High school was never really my thing; in fact, for the first three years, all I could think about was leaving. I was tired of people, the hierarchy, and all the drama. My senior year, things started to turn around, and I genuinely enjoyed my year. Last May rolled around and I packed up my locker, and said goodbye. I hadn't been back for about a year until I came back when I was on a break to see my younger cousin play volleyball.
Something strange happened when I parked in the lot, walked the familiar sidewalk to the front door, and walked in the front doors, and I missed it.
It wasn't something I expected to experience: maybe a little reminiscing, but in reality, I missed it. Not the high school drama, but the beautiful experiences I'd had there. It felt like I had come home. I sat in the gym bleachers where I had sat just last year with my mom, nervously waiting to perform the National Anthem at the basketball games. I walked past my Pappy's jersey that still hangs in the hall, my way to connect with him years after It was really a weekend of reminiscing on my four years spent there. Earlier on in the weekend, I got to go to the tournament the baseball coach has in honor of my grandfather (the reason I came home before finals), and had the honor of singing the Anthem for the game. Like the year before I stood in the box, stared out across the field towards Old Glory moving in the wind, and sang. It was like before. And I missed it.

## Entries supplied
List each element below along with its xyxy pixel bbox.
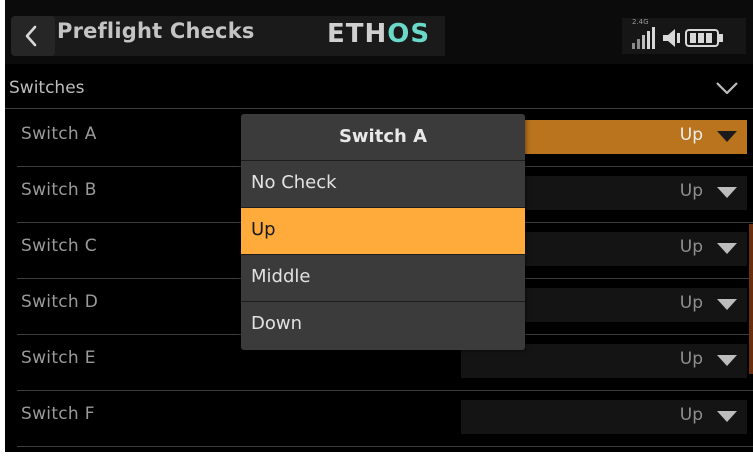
option-label: Down — [251, 313, 303, 334]
option-down[interactable]: Down — [241, 302, 525, 348]
row-label: Switch A — [21, 124, 97, 144]
option-label: Middle — [251, 266, 311, 287]
option-up[interactable]: Up — [241, 208, 525, 255]
dropdown-arrow-icon — [717, 299, 737, 310]
dropdown-arrow-icon — [717, 187, 737, 198]
row-label: Switch D — [21, 292, 99, 312]
row-switch-f: Switch F Up — [17, 390, 753, 447]
row-label: Switch B — [21, 180, 97, 200]
radio-screen: Preflight Checks ETHOS 2.4G Switches Swi… — [5, 0, 753, 452]
section-switches[interactable]: Switches — [5, 68, 753, 109]
row-label: Switch F — [21, 404, 95, 424]
dropdown-value: Up — [679, 349, 703, 369]
dropdown-arrow-icon — [717, 355, 737, 366]
option-middle[interactable]: Middle — [241, 255, 525, 302]
row-label: Switch C — [21, 236, 97, 256]
popup-title: Switch A — [241, 114, 525, 161]
signal-bars-icon — [632, 27, 655, 49]
ethos-logo: ETHOS — [327, 18, 430, 50]
option-label: Up — [251, 219, 276, 240]
option-label: No Check — [251, 172, 337, 193]
dropdown-arrow-icon — [717, 131, 737, 142]
back-button[interactable] — [11, 16, 55, 56]
dropdown-value: Up — [679, 405, 703, 425]
dropdown-value: Up — [679, 181, 703, 201]
speaker-icon — [663, 29, 680, 47]
dropdown-arrow-icon — [717, 411, 737, 422]
section-label: Switches — [9, 78, 85, 98]
logo-text-os: OS — [387, 19, 431, 49]
battery-icon — [685, 29, 723, 47]
rf-band-label: 2.4G — [632, 18, 649, 26]
chevron-down-icon[interactable] — [714, 78, 740, 98]
page-title: Preflight Checks — [57, 19, 255, 43]
dropdown-value: Up — [679, 237, 703, 257]
dropdown-arrow-icon — [717, 243, 737, 254]
value-dropdown[interactable]: Up — [461, 400, 747, 434]
dropdown-value: Up — [679, 293, 703, 313]
switch-position-popup: Switch A No Check Up Middle Down — [241, 114, 525, 350]
scrollbar[interactable] — [749, 224, 753, 374]
chevron-left-icon — [25, 25, 37, 47]
dropdown-value: Up — [679, 125, 703, 145]
header-bar: Preflight Checks ETHOS 2.4G — [5, 0, 753, 64]
logo-text-eth: ETH — [327, 19, 388, 49]
row-label: Switch E — [21, 348, 96, 368]
option-no-check[interactable]: No Check — [241, 161, 525, 208]
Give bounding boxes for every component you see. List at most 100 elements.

## Aim of the task
From the reflection on returning to high school, quote the passage that begins at the words "It wasn't something" and stops after the words "before. And I missed it.".

## Answer in full
It wasn't something I expected to experience: maybe a little reminiscing, but in reality, I missed it. Not the high school drama, but the beautiful experiences I'd had there. It felt like I had come home. I sat in the gym bleachers where I had sat just last year with my mom, nervously waiting to perform the National Anthem at the basketball games. I walked past my Pappy's jersey that still hangs in the hall, my way to connect with him years after It was really a weekend of reminiscing on my four years spent there. Earlier on in the weekend, I got to go to the tournament the baseball coach has in honor of my grandfather (the reason I came home before finals), and had the honor of singing the Anthem for the game. Like the year before I stood in the box, stared out across the field towards Old Glory moving in the wind, and sang. It was like before. And I missed it.